**RECORDED DATA**
======

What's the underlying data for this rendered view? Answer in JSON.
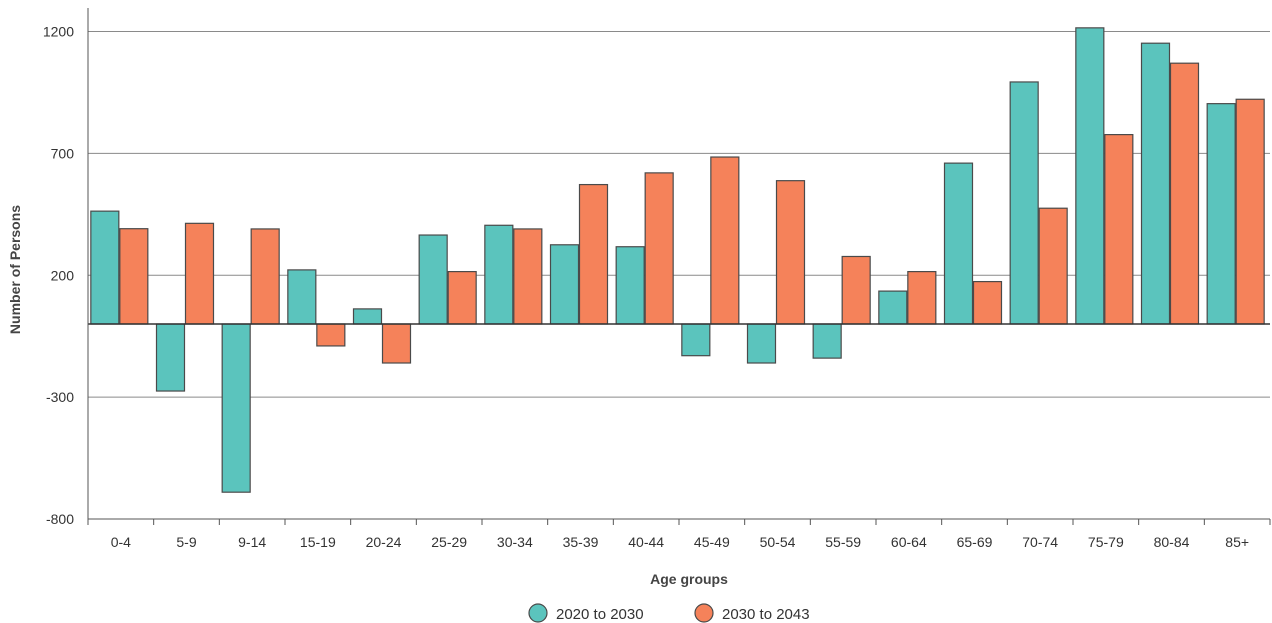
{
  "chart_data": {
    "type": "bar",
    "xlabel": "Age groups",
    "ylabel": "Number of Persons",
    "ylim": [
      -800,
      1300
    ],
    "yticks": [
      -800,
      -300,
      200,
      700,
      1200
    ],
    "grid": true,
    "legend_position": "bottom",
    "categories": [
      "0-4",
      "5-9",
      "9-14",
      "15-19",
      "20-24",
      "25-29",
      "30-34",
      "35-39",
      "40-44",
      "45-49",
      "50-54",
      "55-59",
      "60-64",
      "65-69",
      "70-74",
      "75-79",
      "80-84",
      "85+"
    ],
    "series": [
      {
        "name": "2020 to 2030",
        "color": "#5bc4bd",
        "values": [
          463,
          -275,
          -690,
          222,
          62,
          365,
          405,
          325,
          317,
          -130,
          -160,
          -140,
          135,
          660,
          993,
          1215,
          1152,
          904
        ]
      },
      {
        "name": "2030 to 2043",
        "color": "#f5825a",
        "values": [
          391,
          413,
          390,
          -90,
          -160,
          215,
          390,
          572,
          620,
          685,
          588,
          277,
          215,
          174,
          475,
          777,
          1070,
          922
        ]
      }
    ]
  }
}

======

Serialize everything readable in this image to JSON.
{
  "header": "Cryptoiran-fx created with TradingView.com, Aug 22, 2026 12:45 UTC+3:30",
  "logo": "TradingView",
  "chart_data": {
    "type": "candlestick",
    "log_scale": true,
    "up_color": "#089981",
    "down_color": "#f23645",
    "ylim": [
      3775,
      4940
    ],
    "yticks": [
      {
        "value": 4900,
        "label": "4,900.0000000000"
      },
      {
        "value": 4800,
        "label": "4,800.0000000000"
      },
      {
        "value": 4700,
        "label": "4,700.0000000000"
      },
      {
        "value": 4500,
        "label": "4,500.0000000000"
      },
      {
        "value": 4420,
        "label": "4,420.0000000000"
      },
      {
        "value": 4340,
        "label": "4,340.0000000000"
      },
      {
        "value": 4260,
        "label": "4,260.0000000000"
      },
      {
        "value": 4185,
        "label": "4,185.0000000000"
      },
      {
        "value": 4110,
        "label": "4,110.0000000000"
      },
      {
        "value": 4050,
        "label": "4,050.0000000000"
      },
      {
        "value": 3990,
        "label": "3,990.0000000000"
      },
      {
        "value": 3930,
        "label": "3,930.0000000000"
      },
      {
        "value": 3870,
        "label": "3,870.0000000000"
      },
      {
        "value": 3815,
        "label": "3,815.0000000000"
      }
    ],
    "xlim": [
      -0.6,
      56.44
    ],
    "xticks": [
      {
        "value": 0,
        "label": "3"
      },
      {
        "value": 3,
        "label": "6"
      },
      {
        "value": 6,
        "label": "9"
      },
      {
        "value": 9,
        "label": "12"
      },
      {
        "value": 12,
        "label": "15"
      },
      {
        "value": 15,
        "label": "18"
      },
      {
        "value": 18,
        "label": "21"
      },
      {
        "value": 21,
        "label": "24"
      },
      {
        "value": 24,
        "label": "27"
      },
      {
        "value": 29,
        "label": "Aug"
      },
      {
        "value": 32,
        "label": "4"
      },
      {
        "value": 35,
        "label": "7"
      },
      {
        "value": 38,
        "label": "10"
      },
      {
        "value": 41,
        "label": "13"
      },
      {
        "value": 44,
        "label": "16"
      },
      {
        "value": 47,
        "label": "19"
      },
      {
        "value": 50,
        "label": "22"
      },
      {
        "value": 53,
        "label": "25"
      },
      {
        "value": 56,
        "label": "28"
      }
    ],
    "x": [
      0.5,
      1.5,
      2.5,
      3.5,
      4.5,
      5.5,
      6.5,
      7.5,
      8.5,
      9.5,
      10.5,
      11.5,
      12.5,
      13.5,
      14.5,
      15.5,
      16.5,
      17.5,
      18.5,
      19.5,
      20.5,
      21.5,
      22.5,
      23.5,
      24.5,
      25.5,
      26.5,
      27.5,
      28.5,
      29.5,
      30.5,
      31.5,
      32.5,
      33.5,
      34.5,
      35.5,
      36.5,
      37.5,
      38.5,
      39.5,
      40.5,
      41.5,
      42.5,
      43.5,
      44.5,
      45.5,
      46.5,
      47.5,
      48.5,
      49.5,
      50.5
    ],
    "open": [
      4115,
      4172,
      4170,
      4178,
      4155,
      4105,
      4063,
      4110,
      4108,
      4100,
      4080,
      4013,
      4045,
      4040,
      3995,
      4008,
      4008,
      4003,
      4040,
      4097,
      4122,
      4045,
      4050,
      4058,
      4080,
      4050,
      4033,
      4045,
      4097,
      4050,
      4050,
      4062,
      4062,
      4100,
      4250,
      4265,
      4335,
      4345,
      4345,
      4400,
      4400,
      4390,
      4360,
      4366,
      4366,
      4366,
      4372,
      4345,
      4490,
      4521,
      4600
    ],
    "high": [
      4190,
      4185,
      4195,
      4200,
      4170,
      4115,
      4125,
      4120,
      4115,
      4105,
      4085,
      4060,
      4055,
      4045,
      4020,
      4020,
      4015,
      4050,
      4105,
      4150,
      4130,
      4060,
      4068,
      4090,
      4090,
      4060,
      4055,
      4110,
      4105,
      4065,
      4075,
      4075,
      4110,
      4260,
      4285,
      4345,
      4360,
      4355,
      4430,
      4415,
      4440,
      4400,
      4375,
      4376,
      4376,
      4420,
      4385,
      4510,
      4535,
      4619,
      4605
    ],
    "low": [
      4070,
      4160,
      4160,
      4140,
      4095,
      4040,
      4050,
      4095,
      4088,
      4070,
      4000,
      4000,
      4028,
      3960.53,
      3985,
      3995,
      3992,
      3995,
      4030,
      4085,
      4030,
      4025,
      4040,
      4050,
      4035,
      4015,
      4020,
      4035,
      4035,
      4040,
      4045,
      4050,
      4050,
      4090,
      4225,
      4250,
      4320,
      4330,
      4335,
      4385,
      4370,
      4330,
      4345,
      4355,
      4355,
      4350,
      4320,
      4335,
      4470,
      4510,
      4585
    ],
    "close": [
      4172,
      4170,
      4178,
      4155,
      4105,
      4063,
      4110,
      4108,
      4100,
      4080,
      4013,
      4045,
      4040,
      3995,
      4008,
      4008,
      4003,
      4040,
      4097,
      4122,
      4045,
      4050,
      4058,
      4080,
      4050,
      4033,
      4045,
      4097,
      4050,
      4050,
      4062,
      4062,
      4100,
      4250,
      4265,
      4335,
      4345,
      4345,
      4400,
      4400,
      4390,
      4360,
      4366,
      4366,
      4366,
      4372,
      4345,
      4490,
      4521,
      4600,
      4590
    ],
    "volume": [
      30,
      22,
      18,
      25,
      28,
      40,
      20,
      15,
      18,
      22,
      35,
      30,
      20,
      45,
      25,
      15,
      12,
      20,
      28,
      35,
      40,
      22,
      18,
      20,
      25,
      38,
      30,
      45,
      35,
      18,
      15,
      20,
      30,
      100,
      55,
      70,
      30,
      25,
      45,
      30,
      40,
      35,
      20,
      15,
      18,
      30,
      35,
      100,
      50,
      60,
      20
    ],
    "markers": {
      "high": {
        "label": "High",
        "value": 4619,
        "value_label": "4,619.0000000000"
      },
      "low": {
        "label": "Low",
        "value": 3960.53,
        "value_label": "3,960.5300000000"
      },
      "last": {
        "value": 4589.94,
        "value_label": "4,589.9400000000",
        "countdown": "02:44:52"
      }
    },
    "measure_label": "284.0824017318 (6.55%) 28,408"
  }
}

======

**OBJECTIVE**
Select every line in the records above that contains the word "this".

**RESULT**
What's the underlying data for this rendered view? Answer in JSON.
Serialize everything readable in this image to JSON.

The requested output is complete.